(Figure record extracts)

-------------------------

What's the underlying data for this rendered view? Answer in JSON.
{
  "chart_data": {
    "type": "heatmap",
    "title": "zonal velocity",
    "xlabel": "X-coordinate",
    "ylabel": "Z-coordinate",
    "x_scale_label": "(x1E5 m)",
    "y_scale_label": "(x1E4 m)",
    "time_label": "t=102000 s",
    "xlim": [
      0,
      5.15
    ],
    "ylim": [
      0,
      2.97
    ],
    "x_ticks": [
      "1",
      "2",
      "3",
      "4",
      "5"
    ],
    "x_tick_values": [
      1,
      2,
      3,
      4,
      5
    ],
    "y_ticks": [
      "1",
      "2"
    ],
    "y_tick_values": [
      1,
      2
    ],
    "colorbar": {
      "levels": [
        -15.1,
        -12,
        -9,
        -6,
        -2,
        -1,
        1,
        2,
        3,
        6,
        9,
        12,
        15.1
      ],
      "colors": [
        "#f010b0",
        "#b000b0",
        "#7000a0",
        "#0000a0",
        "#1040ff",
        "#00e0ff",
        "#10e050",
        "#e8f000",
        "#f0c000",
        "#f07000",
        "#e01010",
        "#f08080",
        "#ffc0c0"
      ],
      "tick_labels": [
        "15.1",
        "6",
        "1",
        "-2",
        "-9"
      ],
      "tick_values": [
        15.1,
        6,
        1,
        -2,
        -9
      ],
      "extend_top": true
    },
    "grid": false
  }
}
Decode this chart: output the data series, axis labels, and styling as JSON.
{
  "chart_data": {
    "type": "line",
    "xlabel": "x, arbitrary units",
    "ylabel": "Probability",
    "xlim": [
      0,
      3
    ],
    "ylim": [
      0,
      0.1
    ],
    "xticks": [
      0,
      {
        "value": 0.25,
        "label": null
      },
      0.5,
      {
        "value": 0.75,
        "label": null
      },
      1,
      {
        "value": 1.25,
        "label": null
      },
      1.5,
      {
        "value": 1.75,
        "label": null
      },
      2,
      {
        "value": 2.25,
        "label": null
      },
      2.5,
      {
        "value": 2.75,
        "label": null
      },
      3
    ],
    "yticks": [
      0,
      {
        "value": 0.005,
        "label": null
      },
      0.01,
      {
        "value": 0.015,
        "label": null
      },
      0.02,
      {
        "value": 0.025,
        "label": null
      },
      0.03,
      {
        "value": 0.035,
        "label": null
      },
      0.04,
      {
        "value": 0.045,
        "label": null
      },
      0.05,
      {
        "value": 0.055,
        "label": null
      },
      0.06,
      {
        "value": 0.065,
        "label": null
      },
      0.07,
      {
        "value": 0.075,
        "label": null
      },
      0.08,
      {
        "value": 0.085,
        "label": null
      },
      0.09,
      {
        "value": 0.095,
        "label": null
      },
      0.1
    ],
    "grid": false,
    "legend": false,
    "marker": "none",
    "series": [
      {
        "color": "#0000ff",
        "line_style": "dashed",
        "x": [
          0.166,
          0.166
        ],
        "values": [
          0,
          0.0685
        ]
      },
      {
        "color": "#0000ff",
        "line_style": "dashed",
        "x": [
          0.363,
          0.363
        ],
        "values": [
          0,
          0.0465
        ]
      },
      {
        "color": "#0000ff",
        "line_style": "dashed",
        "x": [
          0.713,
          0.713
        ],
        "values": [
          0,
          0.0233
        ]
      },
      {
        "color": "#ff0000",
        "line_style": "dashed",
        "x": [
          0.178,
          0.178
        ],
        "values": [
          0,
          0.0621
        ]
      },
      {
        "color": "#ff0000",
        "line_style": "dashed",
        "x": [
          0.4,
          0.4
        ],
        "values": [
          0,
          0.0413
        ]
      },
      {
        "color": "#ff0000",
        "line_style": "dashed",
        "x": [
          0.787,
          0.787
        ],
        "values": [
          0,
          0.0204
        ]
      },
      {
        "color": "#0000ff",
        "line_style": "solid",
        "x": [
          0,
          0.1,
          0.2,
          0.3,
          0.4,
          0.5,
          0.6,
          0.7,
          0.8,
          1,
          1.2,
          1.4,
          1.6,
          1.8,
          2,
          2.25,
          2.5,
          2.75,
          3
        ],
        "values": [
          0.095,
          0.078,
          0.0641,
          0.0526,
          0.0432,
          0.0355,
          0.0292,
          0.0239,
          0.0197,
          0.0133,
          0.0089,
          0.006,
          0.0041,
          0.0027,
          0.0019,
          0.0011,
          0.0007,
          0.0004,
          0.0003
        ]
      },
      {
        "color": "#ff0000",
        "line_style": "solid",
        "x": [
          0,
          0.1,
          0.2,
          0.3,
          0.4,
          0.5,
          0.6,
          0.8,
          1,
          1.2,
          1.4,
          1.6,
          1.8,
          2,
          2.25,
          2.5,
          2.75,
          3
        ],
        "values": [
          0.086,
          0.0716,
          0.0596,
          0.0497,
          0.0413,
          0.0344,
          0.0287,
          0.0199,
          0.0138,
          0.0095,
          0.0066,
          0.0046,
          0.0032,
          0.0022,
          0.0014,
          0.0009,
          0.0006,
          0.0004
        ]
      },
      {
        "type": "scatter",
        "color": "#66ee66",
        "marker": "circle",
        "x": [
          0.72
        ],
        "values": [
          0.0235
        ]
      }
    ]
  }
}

-------------------------

**Written request**
Reproduce each record exactly as it appears.

**Response below**
What's the underlying data for this rendered view? Answer in JSON.
{
  "chart_data": {
    "type": "heatmap",
    "title": "zonal velocity",
    "xlabel": "X-coordinate",
    "ylabel": "Z-coordinate",
    "x_scale_label": "(x1E5 m)",
    "y_scale_label": "(x1E4 m)",
    "time_label": "t=102000 s",
    "xlim": [
      0,
      5.15
    ],
    "ylim": [
      0,
      2.97
    ],
    "x_ticks": [
      "1",
      "2",
      "3",
      "4",
      "5"
    ],
    "x_tick_values": [
      1,
      2,
      3,
      4,
      5
    ],
    "y_ticks": [
      "1",
      "2"
    ],
    "y_tick_values": [
      1,
      2
    ],
    "colorbar": {
      "levels": [
        -15.1,
        -12,
        -9,
        -6,
        -2,
        -1,
        1,
        2,
        3,
        6,
        9,
        12,
        15.1
      ],
      "colors": [
        "#f010b0",
        "#b000b0",
        "#7000a0",
        "#0000a0",
        "#1040ff",
        "#00e0ff",
        "#10e050",
        "#e8f000",
        "#f0c000",
        "#f07000",
        "#e01010",
        "#f08080",
        "#ffc0c0"
      ],
      "tick_labels": [
        "15.1",
        "6",
        "1",
        "-2",
        "-9"
      ],
      "tick_values": [
        15.1,
        6,
        1,
        -2,
        -9
      ],
      "extend_top": true
    },
    "grid": false
  }
}
Decode this chart: output the data series, axis labels, and styling as JSON.
{
  "chart_data": {
    "type": "line",
    "xlabel": "x, arbitrary units",
    "ylabel": "Probability",
    "xlim": [
      0,
      3
    ],
    "ylim": [
      0,
      0.1
    ],
    "xticks": [
      0,
      {
        "value": 0.25,
        "label": null
      },
      0.5,
      {
        "value": 0.75,
        "label": null
      },
      1,
      {
        "value": 1.25,
        "label": null
      },
      1.5,
      {
        "value": 1.75,
        "label": null
      },
      2,
      {
        "value": 2.25,
        "label": null
      },
      2.5,
      {
        "value": 2.75,
        "label": null
      },
      3
    ],
    "yticks": [
      0,
      {
        "value": 0.005,
        "label": null
      },
      0.01,
      {
        "value": 0.015,
        "label": null
      },
      0.02,
      {
        "value": 0.025,
        "label": null
      },
      0.03,
      {
        "value": 0.035,
        "label": null
      },
      0.04,
      {
        "value": 0.045,
        "label": null
      },
      0.05,
      {
        "value": 0.055,
        "label": null
      },
      0.06,
      {
        "value": 0.065,
        "label": null
      },
      0.07,
      {
        "value": 0.075,
        "label": null
      },
      0.08,
      {
        "value": 0.085,
        "label": null
      },
      0.09,
      {
        "value": 0.095,
        "label": null
      },
      0.1
    ],
    "grid": false,
    "legend": false,
    "marker": "none",
    "series": [
      {
        "color": "#0000ff",
        "line_style": "dashed",
        "x": [
          0.166,
          0.166
        ],
        "values": [
          0,
          0.0685
        ]
      },
      {
        "color": "#0000ff",
        "line_style": "dashed",
        "x": [
          0.363,
          0.363
        ],
        "values": [
          0,
          0.0465
        ]
      },
      {
        "color": "#0000ff",
        "line_style": "dashed",
        "x": [
          0.713,
          0.713
        ],
        "values": [
          0,
          0.0233
        ]
      },
      {
        "color": "#ff0000",
        "line_style": "dashed",
        "x": [
          0.178,
          0.178
        ],
        "values": [
          0,
          0.0621
        ]
      },
      {
        "color": "#ff0000",
        "line_style": "dashed",
        "x": [
          0.4,
          0.4
        ],
        "values": [
          0,
          0.0413
        ]
      },
      {
        "color": "#ff0000",
        "line_style": "dashed",
        "x": [
          0.787,
          0.787
        ],
        "values": [
          0,
          0.0204
        ]
      },
      {
        "color": "#0000ff",
        "line_style": "solid",
        "x": [
          0,
          0.1,
          0.2,
          0.3,
          0.4,
          0.5,
          0.6,
          0.7,
          0.8,
          1,
          1.2,
          1.4,
          1.6,
          1.8,
          2,
          2.25,
          2.5,
          2.75,
          3
        ],
        "values": [
          0.095,
          0.078,
          0.0641,
          0.0526,
          0.0432,
          0.0355,
          0.0292,
          0.0239,
          0.0197,
          0.0133,
          0.0089,
          0.006,
          0.0041,
          0.0027,
          0.0019,
          0.0011,
          0.0007,
          0.0004,
          0.0003
        ]
      },
      {
        "color": "#ff0000",
        "line_style": "solid",
        "x": [
          0,
          0.1,
          0.2,
          0.3,
          0.4,
          0.5,
          0.6,
          0.8,
          1,
          1.2,
          1.4,
          1.6,
          1.8,
          2,
          2.25,
          2.5,
          2.75,
          3
        ],
        "values": [
          0.086,
          0.0716,
          0.0596,
          0.0497,
          0.0413,
          0.0344,
          0.0287,
          0.0199,
          0.0138,
          0.0095,
          0.0066,
          0.0046,
          0.0032,
          0.0022,
          0.0014,
          0.0009,
          0.0006,
          0.0004
        ]
      },
      {
        "type": "scatter",
        "color": "#66ee66",
        "marker": "circle",
        "x": [
          0.72
        ],
        "values": [
          0.0235
        ]
      }
    ]
  }
}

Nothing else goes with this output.